── Provided data

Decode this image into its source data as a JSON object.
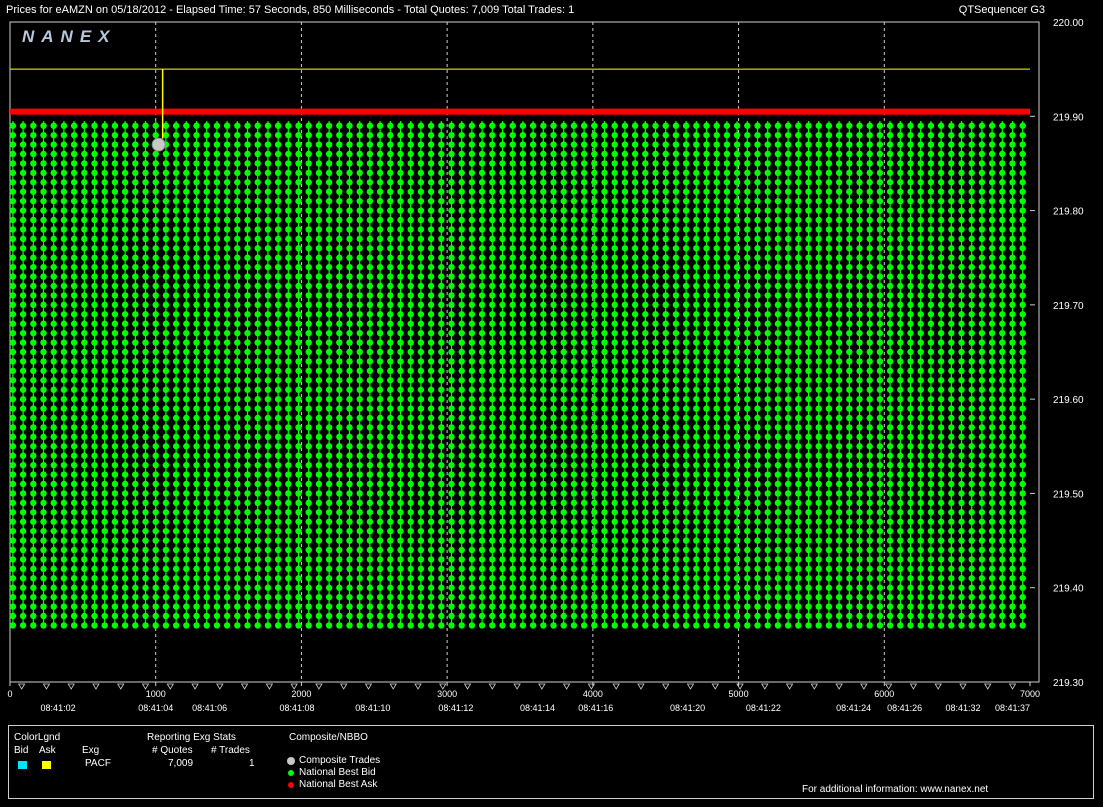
{
  "title": {
    "left": "Prices for  eAMZN  on  05/18/2012  -  Elapsed Time: 57 Seconds, 850 Milliseconds  -  Total Quotes: 7,009  Total Trades: 1",
    "right": "QTSequencer G3"
  },
  "logo": "NANEX",
  "colors": {
    "bid": "#00e5ff",
    "ask": "#ffff00",
    "nbb": "#00ff00",
    "nbo": "#ff0000",
    "trade": "#c8c8c8",
    "grid": "#cfcfcf",
    "background": "#000000"
  },
  "chart_data": {
    "type": "scatter",
    "xlim": [
      0,
      7000
    ],
    "ylim": [
      219.3,
      220.0
    ],
    "x_ticks": [
      "0",
      "1000",
      "2000",
      "3000",
      "4000",
      "5000",
      "6000",
      "7000"
    ],
    "y_ticks": [
      "220.00",
      "219.90",
      "219.80",
      "219.70",
      "219.60",
      "219.50",
      "219.40",
      "219.30"
    ],
    "time_labels": [
      {
        "x": 330,
        "label": "08:41:02"
      },
      {
        "x": 1000,
        "label": "08:41:04"
      },
      {
        "x": 1370,
        "label": "08:41:06"
      },
      {
        "x": 1970,
        "label": "08:41:08"
      },
      {
        "x": 2490,
        "label": "08:41:10"
      },
      {
        "x": 3060,
        "label": "08:41:12"
      },
      {
        "x": 3620,
        "label": "08:41:14"
      },
      {
        "x": 4020,
        "label": "08:41:16"
      },
      {
        "x": 4650,
        "label": "08:41:20"
      },
      {
        "x": 5170,
        "label": "08:41:22"
      },
      {
        "x": 5790,
        "label": "08:41:24"
      },
      {
        "x": 6140,
        "label": "08:41:26"
      },
      {
        "x": 6540,
        "label": "08:41:32"
      },
      {
        "x": 6880,
        "label": "08:41:37"
      }
    ],
    "series": [
      {
        "name": "National Best Ask",
        "color": "#ff0000",
        "x": [
          0,
          7000
        ],
        "y": [
          219.905,
          219.905
        ]
      },
      {
        "name": "National Best Bid",
        "color": "#00ff00",
        "x_start": 20,
        "x_end": 6980,
        "x_step": 70,
        "y_start": 219.36,
        "y_end": 219.895,
        "y_step": 0.01
      },
      {
        "name": "Composite Trades",
        "color": "#c8c8c8",
        "points": [
          {
            "x": 1020,
            "y": 219.87
          }
        ]
      },
      {
        "name": "Ask",
        "color": "#ffff00",
        "x": [
          0,
          7000
        ],
        "y": [
          219.95,
          219.95
        ]
      }
    ]
  },
  "legend": {
    "colorlgnd": "ColorLgnd",
    "bid": "Bid",
    "ask": "Ask",
    "reporting": "Reporting Exg Stats",
    "exg_header": "Exg",
    "quotes_header": "# Quotes",
    "trades_header": "# Trades",
    "exchange": "PACF",
    "quotes": "7,009",
    "trades": "1",
    "composite_header": "Composite/NBBO",
    "items": [
      "Composite Trades",
      "National Best Bid",
      "National Best Ask"
    ],
    "footer": "For additional information: www.nanex.net"
  }
}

────

Exercise requirements: Report only the number of lines in the records that include the word "National".

Solution for this exercise: 4